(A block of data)
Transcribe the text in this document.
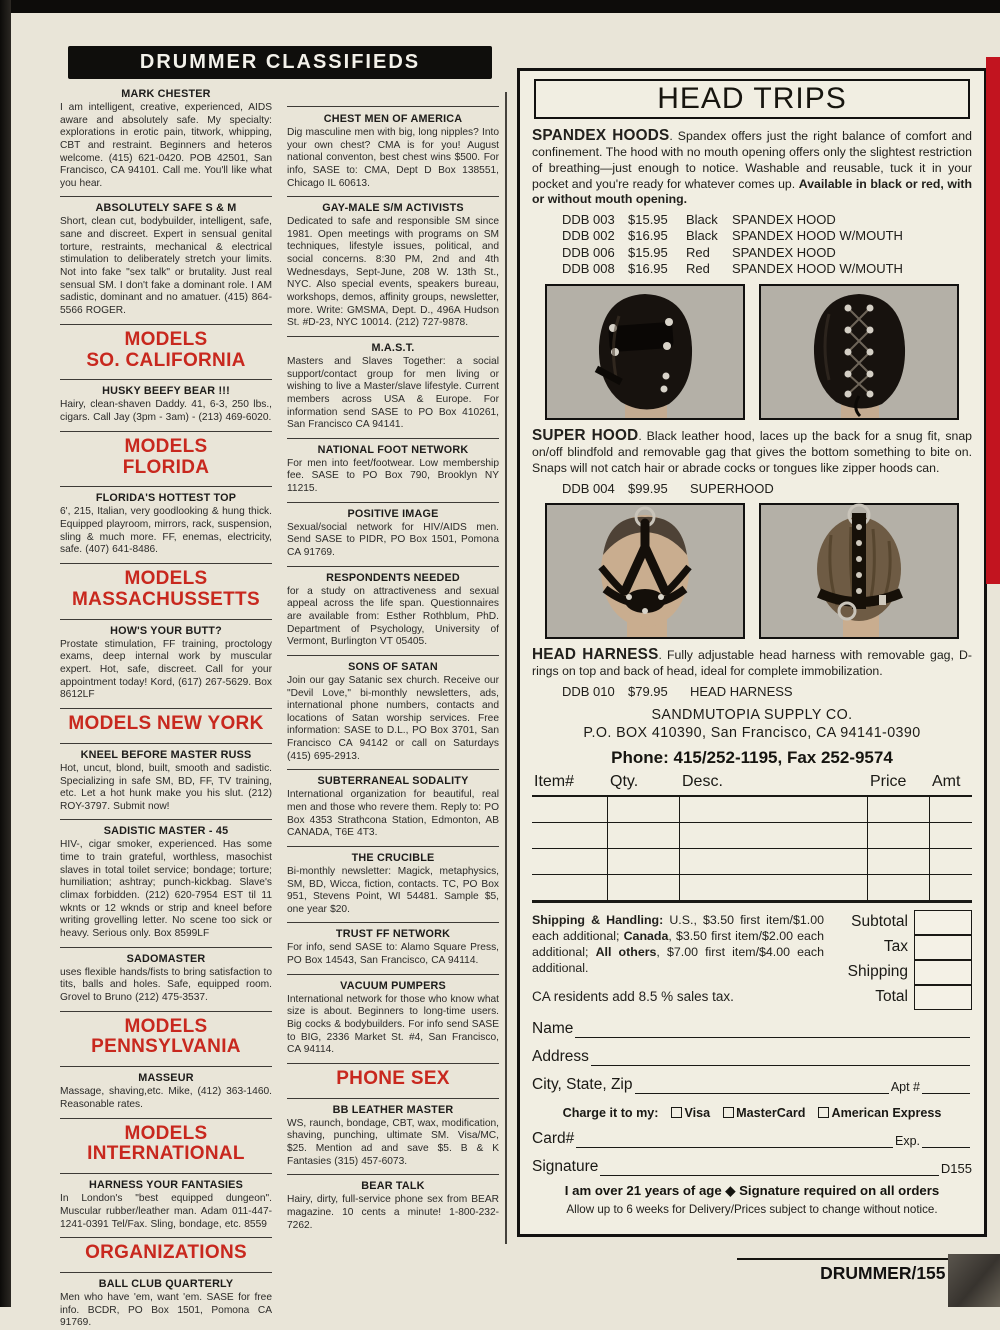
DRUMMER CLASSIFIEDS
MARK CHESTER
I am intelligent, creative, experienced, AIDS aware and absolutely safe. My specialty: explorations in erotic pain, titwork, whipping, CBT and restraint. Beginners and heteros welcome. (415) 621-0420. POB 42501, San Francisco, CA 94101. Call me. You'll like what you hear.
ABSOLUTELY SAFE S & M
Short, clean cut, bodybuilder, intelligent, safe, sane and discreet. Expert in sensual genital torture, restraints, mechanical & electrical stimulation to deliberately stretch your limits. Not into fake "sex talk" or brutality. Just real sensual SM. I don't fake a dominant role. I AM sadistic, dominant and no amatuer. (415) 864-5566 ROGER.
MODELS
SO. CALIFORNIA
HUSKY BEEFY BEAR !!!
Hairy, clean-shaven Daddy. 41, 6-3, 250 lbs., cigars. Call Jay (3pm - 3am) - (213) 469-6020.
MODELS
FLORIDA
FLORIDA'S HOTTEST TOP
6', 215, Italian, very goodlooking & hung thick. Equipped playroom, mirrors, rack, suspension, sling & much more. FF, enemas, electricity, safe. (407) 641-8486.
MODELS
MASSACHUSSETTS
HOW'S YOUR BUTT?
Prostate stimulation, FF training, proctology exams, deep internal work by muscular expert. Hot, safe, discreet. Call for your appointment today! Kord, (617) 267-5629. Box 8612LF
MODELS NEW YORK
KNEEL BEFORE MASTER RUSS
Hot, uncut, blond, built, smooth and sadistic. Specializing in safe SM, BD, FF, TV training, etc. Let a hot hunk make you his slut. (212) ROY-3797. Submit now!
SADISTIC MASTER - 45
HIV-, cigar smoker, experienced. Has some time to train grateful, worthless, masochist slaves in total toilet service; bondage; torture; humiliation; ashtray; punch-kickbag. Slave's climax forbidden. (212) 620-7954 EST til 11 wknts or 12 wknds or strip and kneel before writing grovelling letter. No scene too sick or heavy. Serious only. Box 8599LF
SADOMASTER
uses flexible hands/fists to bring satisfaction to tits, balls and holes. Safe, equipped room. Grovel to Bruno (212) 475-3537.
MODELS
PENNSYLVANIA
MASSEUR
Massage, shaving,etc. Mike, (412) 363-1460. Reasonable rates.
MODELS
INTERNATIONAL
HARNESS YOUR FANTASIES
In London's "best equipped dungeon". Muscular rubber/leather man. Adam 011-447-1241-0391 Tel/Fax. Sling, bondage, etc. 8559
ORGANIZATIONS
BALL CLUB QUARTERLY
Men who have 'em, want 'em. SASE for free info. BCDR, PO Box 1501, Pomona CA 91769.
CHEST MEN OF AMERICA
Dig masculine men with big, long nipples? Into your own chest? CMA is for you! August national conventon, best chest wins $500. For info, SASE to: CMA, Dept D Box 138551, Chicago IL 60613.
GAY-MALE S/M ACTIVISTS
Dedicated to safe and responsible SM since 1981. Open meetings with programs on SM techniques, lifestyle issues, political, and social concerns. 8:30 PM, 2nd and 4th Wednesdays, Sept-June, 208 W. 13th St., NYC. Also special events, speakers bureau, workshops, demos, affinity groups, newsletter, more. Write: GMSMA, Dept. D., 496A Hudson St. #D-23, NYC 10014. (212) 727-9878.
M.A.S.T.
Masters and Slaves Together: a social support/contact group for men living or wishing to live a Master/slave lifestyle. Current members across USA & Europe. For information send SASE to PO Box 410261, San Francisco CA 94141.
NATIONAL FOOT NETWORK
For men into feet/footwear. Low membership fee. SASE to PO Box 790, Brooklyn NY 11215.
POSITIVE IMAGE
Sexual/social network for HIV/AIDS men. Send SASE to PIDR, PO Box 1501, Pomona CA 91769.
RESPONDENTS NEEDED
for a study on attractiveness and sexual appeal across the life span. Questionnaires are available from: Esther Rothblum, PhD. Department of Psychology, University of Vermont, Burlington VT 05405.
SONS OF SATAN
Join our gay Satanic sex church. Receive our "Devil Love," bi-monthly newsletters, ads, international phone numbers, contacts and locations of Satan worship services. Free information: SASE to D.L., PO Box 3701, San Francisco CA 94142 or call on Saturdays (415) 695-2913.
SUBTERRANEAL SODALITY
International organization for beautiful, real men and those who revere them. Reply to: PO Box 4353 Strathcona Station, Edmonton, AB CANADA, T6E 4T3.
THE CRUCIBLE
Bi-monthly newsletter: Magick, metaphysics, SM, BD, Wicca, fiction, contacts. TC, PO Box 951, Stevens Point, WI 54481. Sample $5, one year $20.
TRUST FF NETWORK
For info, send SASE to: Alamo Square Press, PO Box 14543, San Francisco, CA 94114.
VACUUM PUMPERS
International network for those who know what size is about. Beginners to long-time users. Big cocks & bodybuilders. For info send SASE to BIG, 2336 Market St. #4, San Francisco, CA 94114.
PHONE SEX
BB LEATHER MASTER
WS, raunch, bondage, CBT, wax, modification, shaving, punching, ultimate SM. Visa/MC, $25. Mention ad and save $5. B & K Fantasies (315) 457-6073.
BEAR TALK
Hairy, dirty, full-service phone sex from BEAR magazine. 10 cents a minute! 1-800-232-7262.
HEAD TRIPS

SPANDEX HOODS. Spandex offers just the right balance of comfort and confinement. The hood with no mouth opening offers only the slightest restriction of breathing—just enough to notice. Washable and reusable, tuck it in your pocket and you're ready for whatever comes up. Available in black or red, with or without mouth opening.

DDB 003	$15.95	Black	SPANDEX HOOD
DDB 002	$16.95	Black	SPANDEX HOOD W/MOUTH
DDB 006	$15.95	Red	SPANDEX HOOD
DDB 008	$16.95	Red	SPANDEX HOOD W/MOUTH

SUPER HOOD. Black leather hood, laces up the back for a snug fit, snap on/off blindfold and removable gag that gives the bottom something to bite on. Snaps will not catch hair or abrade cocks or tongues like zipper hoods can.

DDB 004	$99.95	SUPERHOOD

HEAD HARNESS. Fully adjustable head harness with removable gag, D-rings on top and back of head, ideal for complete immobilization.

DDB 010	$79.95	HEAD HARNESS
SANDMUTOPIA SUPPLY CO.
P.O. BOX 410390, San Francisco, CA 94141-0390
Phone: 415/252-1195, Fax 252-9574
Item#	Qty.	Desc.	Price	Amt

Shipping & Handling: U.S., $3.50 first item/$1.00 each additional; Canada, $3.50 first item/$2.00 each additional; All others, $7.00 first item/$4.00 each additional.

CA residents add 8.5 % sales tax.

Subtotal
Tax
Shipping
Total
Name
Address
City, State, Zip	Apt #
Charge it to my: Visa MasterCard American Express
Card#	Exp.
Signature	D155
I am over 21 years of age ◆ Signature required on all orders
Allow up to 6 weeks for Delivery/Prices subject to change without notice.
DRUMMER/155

### JOB:
Look through the entries above and count each line holding "contacts"; report the count alone.

### TASK SOLUTION:
2